Instructions for the task
Make an exact copy of the records, with the images left out.

Listed records

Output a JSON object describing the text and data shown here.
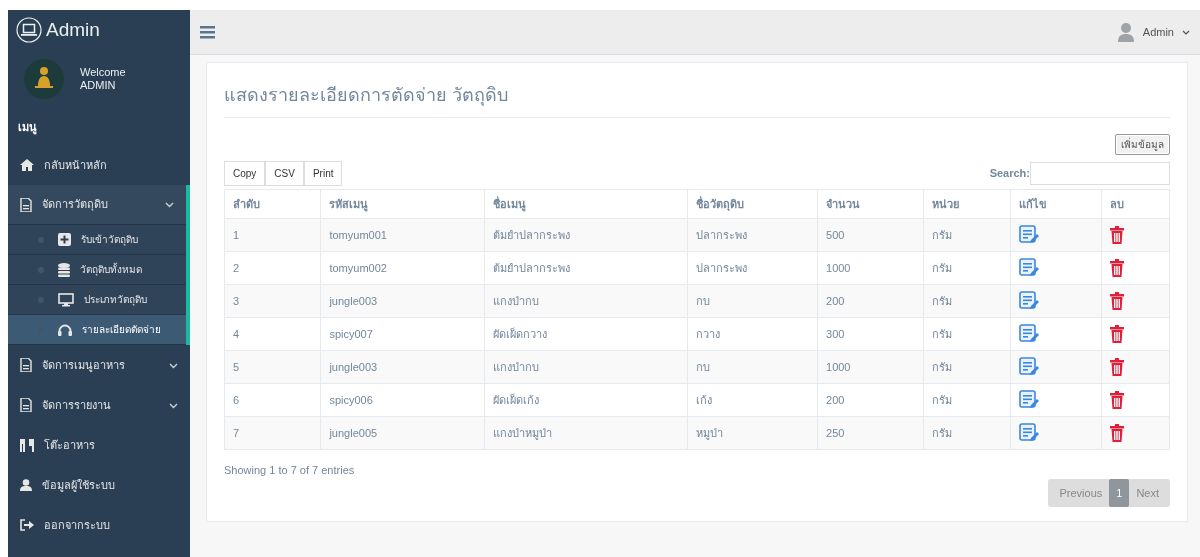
{
  "sidebar": {
    "brand": "Admin",
    "welcome": "Welcome",
    "user": "ADMIN",
    "section": "เมนู",
    "items": [
      {
        "kind": "link",
        "label": "กลับหน้าหลัก"
      },
      {
        "kind": "group",
        "label": "จัดการวัตถุดิบ",
        "expanded": true,
        "children": [
          {
            "label": "รับเข้าวัตถุดิบ",
            "selected": false
          },
          {
            "label": "วัตถุดิบทั้งหมด",
            "selected": false
          },
          {
            "label": "ประเภทวัตถุดิบ",
            "selected": false
          },
          {
            "label": "รายละเอียดตัดจ่าย",
            "selected": true
          }
        ]
      },
      {
        "kind": "group",
        "label": "จัดการเมนูอาหาร",
        "expanded": false
      },
      {
        "kind": "group",
        "label": "จัดการรายงาน",
        "expanded": false
      },
      {
        "kind": "link",
        "label": "โต๊ะอาหาร"
      },
      {
        "kind": "link",
        "label": "ข้อมูลผู้ใช้ระบบ"
      },
      {
        "kind": "link",
        "label": "ออกจากระบบ"
      }
    ]
  },
  "topbar": {
    "user": "Admin"
  },
  "panel": {
    "title": "แสดงรายละเอียดการตัดจ่าย วัตถุดิบ",
    "add_button": "เพิ่มข้อมูล",
    "export_buttons": [
      "Copy",
      "CSV",
      "Print"
    ],
    "search_label": "Search:",
    "table": {
      "columns": [
        "ลำดับ",
        "รหัสเมนู",
        "ชื่อเมนู",
        "ชื่อวัตถุดิบ",
        "จำนวน",
        "หน่วย",
        "แก้ไข",
        "ลบ"
      ],
      "rows": [
        [
          "1",
          "tomyum001",
          "ต้มยำปลากระพง",
          "ปลากระพง",
          "500",
          "กรัม"
        ],
        [
          "2",
          "tomyum002",
          "ต้มยำปลากระพง",
          "ปลากระพง",
          "1000",
          "กรัม"
        ],
        [
          "3",
          "jungle003",
          "แกงป่ากบ",
          "กบ",
          "200",
          "กรัม"
        ],
        [
          "4",
          "spicy007",
          "ผัดเผ็ดกวาง",
          "กวาง",
          "300",
          "กรัม"
        ],
        [
          "5",
          "jungle003",
          "แกงป่ากบ",
          "กบ",
          "1000",
          "กรัม"
        ],
        [
          "6",
          "spicy006",
          "ผัดเผ็ดเก้ง",
          "เก้ง",
          "200",
          "กรัม"
        ],
        [
          "7",
          "jungle005",
          "แกงป่าหมูป่า",
          "หมูป่า",
          "250",
          "กรัม"
        ]
      ]
    },
    "info": "Showing 1 to 7 of 7 entries",
    "pagination": [
      {
        "label": "Previous",
        "selected": false
      },
      {
        "label": "1",
        "selected": true
      },
      {
        "label": "Next",
        "selected": false
      }
    ]
  }
}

Completed exercise
Output a JSON object describing the text and data shown here.
{
  "sidebar": {
    "brand": "Admin",
    "welcome": "Welcome",
    "user": "ADMIN",
    "section": "เมนู",
    "items": [
      {
        "kind": "link",
        "label": "กลับหน้าหลัก"
      },
      {
        "kind": "group",
        "label": "จัดการวัตถุดิบ",
        "expanded": true,
        "children": [
          {
            "label": "รับเข้าวัตถุดิบ",
            "selected": false
          },
          {
            "label": "วัตถุดิบทั้งหมด",
            "selected": false
          },
          {
            "label": "ประเภทวัตถุดิบ",
            "selected": false
          },
          {
            "label": "รายละเอียดตัดจ่าย",
            "selected": true
          }
        ]
      },
      {
        "kind": "group",
        "label": "จัดการเมนูอาหาร",
        "expanded": false
      },
      {
        "kind": "group",
        "label": "จัดการรายงาน",
        "expanded": false
      },
      {
        "kind": "link",
        "label": "โต๊ะอาหาร"
      },
      {
        "kind": "link",
        "label": "ข้อมูลผู้ใช้ระบบ"
      },
      {
        "kind": "link",
        "label": "ออกจากระบบ"
      }
    ]
  },
  "topbar": {
    "user": "Admin"
  },
  "panel": {
    "title": "แสดงรายละเอียดการตัดจ่าย วัตถุดิบ",
    "add_button": "เพิ่มข้อมูล",
    "export_buttons": [
      "Copy",
      "CSV",
      "Print"
    ],
    "search_label": "Search:",
    "table": {
      "columns": [
        "ลำดับ",
        "รหัสเมนู",
        "ชื่อเมนู",
        "ชื่อวัตถุดิบ",
        "จำนวน",
        "หน่วย",
        "แก้ไข",
        "ลบ"
      ],
      "rows": [
        [
          "1",
          "tomyum001",
          "ต้มยำปลากระพง",
          "ปลากระพง",
          "500",
          "กรัม"
        ],
        [
          "2",
          "tomyum002",
          "ต้มยำปลากระพง",
          "ปลากระพง",
          "1000",
          "กรัม"
        ],
        [
          "3",
          "jungle003",
          "แกงป่ากบ",
          "กบ",
          "200",
          "กรัม"
        ],
        [
          "4",
          "spicy007",
          "ผัดเผ็ดกวาง",
          "กวาง",
          "300",
          "กรัม"
        ],
        [
          "5",
          "jungle003",
          "แกงป่ากบ",
          "กบ",
          "1000",
          "กรัม"
        ],
        [
          "6",
          "spicy006",
          "ผัดเผ็ดเก้ง",
          "เก้ง",
          "200",
          "กรัม"
        ],
        [
          "7",
          "jungle005",
          "แกงป่าหมูป่า",
          "หมูป่า",
          "250",
          "กรัม"
        ]
      ]
    },
    "info": "Showing 1 to 7 of 7 entries",
    "pagination": [
      {
        "label": "Previous",
        "selected": false
      },
      {
        "label": "1",
        "selected": true
      },
      {
        "label": "Next",
        "selected": false
      }
    ]
  }
}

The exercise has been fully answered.